Ever have one of those moments where the first line of a new document is something that you never saw yourself writing? Something that maybe six months earlier you couldn’t ever see happening?
Well, I had a couple of those in the week. And yes, I’m officially a whole week behind in blogging, so here goes an update that takes us through the end of February.
I think this was probably the most impactful week of my life. I took the red pill. But it was actually that I took the red pill a long time ago, and by the time you get to a certain point you can’t really make any other choices.
Well, there is always a choice. Usually several. But when faced with a fork in the road, I’ve always tended to trust my gut and it’s done well for me so far.
I was telling my friends who picked me up at the airport on Thursday that it felt like the worst week of my life except for that it was actually an excellent week. They understood perfectly.
It had everything! Except for sleep & training that is. Drama. Emotion. Fear. Greed. Anger. Sales. Excitement. Public Speaking.
I still find it weird that some people are more afraid of public speaking than of death, although I did learn something about myself and that is that I don’t actually like speaking per se. I like explaining. I don’t rehearse speeches although I could; I just get up there and talk, and the passion comes through! I really am utterly fascinated by the space we find ourselves in now, where telecoms, smartphones, location, and software are all coming together.
And it’s new! In a way, it’s like being at the beginnings of the dotcom bubble all over again. I can see quite a few similarities and it’s exciting and daunting all at once. No one is an expert; we are all trying to figure it out. The solutions are complex; the business models and the go-to-market approaches even more so. This is not your ecommerce site or simple enterprise sales approach … no, this is multi-stakeholder, highly complex solution to understand, let alone to sell.
Maybe it would be easier to be MWEB and just give away a commodity in a land grab. I take that back: it would definitely be easier. Boring as hell. But easy. Easy for now. Not sustainable; and a market distortion of note.
This particular week brought an event called the Shopper Indaba. A couple of reminders from that event (not rocket science just business basics):
- Watch out for unintended consequences of your actions
- Don’t bite off more than you can chew
- Start with objectives. If you don’t know where you’re going it’s quite hard to know if you’re going in the right direction, or once you’ve arrived!
- Go in measured steps: do, test, measure, learn, justify, expand (or not)
The week technically started in Johannesburg. I’d flown in Sunday morning early to save the company a few hundred Rand, which, among other things, gave time and space for a braai with some special CrossFitters that evening.
Monday was a true pleasure; starting off with a meeting with my development partners and we were then graced by the presence of my favourite sales guy who didn’t tell us anything we didn’t already know. For an industry full of secrets, the biggest surprises can come from where you least expect them. Forget your competitors – watch your partners.
Speaking of: there’s this saying that if you’re looking around a table and you can’t see who the sucker is, then the sucker is you. I was thinking about this recently and I reject the premise. It doesn’t have to be that way. As a matter of fact, the sucker can sometimes be the guy who is NOT sitting at the table, who deserves to have his ass kicked. The fun of a common enemy!!

[Spatial layout data]
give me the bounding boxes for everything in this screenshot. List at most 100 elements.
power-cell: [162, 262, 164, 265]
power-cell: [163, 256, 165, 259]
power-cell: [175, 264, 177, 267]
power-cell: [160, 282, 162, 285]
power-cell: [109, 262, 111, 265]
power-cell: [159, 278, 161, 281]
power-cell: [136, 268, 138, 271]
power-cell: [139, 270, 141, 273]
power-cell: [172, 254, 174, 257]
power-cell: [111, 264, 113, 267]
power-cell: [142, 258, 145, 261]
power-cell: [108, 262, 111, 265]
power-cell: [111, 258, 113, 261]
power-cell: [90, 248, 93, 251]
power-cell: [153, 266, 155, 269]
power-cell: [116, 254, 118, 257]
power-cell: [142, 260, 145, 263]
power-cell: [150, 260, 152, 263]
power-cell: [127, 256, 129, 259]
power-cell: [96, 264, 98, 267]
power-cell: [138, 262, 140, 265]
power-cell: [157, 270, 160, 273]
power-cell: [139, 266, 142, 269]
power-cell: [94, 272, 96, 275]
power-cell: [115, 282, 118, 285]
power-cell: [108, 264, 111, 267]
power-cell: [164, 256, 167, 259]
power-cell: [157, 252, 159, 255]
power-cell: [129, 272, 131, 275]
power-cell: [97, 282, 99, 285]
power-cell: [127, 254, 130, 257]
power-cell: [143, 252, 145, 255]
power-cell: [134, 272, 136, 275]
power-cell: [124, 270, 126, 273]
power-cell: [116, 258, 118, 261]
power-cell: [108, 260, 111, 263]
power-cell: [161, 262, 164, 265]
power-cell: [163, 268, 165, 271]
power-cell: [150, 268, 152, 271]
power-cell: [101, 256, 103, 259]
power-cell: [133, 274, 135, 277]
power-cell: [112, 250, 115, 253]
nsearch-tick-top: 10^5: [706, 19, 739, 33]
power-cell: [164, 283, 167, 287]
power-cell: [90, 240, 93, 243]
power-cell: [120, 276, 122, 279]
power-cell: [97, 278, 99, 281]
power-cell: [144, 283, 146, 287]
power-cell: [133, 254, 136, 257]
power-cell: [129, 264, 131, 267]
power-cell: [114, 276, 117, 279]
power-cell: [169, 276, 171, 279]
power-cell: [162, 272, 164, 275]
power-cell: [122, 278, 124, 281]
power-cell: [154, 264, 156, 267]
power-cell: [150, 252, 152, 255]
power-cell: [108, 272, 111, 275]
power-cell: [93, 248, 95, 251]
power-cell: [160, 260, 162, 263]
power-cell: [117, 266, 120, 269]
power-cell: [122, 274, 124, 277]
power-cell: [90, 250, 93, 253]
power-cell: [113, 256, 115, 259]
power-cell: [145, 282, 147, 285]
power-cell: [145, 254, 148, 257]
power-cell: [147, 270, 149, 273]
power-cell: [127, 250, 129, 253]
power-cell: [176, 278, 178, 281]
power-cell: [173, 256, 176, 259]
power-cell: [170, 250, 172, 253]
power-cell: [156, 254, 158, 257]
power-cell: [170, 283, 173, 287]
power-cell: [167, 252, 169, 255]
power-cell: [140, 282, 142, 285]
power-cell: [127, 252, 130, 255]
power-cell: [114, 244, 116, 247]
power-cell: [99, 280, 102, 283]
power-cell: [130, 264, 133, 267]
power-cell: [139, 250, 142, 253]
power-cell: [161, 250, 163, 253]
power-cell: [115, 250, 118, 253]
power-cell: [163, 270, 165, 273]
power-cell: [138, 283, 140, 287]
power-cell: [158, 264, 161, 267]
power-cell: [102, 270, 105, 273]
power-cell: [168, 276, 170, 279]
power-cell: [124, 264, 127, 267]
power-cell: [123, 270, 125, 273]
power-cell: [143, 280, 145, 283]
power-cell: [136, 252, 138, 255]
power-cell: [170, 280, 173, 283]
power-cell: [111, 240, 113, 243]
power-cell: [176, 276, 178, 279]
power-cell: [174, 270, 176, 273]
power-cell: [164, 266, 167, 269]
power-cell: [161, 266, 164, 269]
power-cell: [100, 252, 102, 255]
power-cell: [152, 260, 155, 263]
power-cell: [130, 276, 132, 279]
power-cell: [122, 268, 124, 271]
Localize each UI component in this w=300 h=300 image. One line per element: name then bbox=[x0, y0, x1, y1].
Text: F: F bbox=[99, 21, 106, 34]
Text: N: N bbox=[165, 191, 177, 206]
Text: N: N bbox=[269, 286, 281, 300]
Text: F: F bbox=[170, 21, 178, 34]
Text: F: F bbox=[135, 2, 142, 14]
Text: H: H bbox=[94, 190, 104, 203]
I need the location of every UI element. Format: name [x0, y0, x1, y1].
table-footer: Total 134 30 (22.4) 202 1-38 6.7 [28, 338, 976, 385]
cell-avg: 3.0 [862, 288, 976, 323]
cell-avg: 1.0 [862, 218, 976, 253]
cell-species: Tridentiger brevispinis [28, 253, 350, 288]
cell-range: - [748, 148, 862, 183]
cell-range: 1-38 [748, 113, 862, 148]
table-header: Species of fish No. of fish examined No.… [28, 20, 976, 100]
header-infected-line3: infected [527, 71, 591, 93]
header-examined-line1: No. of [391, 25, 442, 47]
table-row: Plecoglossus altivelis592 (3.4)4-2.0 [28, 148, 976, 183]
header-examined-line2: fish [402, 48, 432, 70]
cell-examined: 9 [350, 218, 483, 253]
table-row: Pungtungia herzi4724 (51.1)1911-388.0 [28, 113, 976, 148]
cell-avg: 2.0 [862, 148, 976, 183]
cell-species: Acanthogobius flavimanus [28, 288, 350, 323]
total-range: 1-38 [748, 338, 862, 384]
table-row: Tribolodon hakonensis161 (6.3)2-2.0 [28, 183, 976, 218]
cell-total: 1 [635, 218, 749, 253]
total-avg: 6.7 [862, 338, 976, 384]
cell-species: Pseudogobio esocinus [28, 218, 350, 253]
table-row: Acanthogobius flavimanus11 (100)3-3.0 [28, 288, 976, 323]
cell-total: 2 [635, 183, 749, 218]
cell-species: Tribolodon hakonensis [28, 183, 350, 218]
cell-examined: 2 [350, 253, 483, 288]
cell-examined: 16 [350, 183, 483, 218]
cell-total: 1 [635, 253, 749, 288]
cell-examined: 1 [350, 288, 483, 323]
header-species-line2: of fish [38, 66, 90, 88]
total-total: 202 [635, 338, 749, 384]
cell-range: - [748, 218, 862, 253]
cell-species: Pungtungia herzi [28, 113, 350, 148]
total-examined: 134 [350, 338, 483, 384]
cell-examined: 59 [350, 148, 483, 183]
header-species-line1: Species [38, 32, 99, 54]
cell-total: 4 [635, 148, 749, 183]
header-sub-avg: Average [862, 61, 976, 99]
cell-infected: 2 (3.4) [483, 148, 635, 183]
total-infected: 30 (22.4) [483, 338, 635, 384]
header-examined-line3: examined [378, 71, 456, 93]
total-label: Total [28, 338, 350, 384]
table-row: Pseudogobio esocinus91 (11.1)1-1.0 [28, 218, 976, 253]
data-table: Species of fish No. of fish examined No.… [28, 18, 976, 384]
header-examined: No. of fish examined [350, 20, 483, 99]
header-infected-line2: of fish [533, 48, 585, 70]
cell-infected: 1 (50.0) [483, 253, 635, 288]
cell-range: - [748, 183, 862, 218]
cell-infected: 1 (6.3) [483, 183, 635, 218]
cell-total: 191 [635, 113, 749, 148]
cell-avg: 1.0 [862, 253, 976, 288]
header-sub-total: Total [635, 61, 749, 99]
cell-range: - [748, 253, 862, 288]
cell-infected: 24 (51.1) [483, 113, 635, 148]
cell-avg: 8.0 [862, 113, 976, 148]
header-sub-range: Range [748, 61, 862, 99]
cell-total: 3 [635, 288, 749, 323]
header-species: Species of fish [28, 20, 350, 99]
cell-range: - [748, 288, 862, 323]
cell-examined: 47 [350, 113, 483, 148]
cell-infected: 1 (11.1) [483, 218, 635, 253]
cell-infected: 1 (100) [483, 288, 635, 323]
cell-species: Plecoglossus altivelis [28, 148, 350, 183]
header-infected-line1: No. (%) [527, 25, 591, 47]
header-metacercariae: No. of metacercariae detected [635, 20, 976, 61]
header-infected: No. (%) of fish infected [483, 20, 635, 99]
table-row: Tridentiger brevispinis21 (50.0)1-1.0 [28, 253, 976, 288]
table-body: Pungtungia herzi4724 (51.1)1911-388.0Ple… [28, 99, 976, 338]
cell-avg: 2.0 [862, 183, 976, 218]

> _What you will do_
**1)** Print the records from their first line through the line containing "power-cell: [161, 262, 164, 265]", including both of those lines.
**2)** Continue the blog post about the author's hectic week and the Shopper Indaba, picking up after its final sentence.

> _Answers_
**1)**
give me the bounding boxes for everything in this screenshot. List at most 100 elements.
power-cell: [162, 262, 164, 265]
power-cell: [163, 256, 165, 259]
power-cell: [175, 264, 177, 267]
power-cell: [160, 282, 162, 285]
power-cell: [109, 262, 111, 265]
power-cell: [159, 278, 161, 281]
power-cell: [136, 268, 138, 271]
power-cell: [139, 270, 141, 273]
power-cell: [172, 254, 174, 257]
power-cell: [111, 264, 113, 267]
power-cell: [142, 258, 145, 261]
power-cell: [108, 262, 111, 265]
power-cell: [111, 258, 113, 261]
power-cell: [90, 248, 93, 251]
power-cell: [153, 266, 155, 269]
power-cell: [116, 254, 118, 257]
power-cell: [142, 260, 145, 263]
power-cell: [150, 260, 152, 263]
power-cell: [127, 256, 129, 259]
power-cell: [96, 264, 98, 267]
power-cell: [138, 262, 140, 265]
power-cell: [157, 270, 160, 273]
power-cell: [139, 266, 142, 269]
power-cell: [94, 272, 96, 275]
power-cell: [115, 282, 118, 285]
power-cell: [108, 264, 111, 267]
power-cell: [164, 256, 167, 259]
power-cell: [157, 252, 159, 255]
power-cell: [129, 272, 131, 275]
power-cell: [97, 282, 99, 285]
power-cell: [127, 254, 130, 257]
power-cell: [143, 252, 145, 255]
power-cell: [134, 272, 136, 275]
power-cell: [124, 270, 126, 273]
power-cell: [116, 258, 118, 261]
power-cell: [108, 260, 111, 263]
power-cell: [161, 262, 164, 265]

**2)**
The next day or so brought three meetings related to one of our key target markets, in rapid succession. That was all very exciting; combined with a few evening Skype calls; then the conference. But the entire week was exhausting and draining. I didn’t train, I did break all the rules and drank a few times, but I kept my head when I needed it.
Quite a bit of exciting news to talk about once it’s all public, but what I can say is that I rediscovered that it really does come down to the people for me. Always. For example, our family at Skyrove has so much trust and mutual respect for each other; this thing called a company culture that one tries so hard to build. And you can’t build it, or impose it, you have to set certain principles in place, and lead by example, and then see what the people do.
There are three things in business that I keep coming back to:
- Money. Business isn’t charity. You need to have people who value what you’re selling enough that they pay you to deliver it. And you need to make sure you have more income than costs, or sufficient funding in the bank, or else you can’t continue. So money is important.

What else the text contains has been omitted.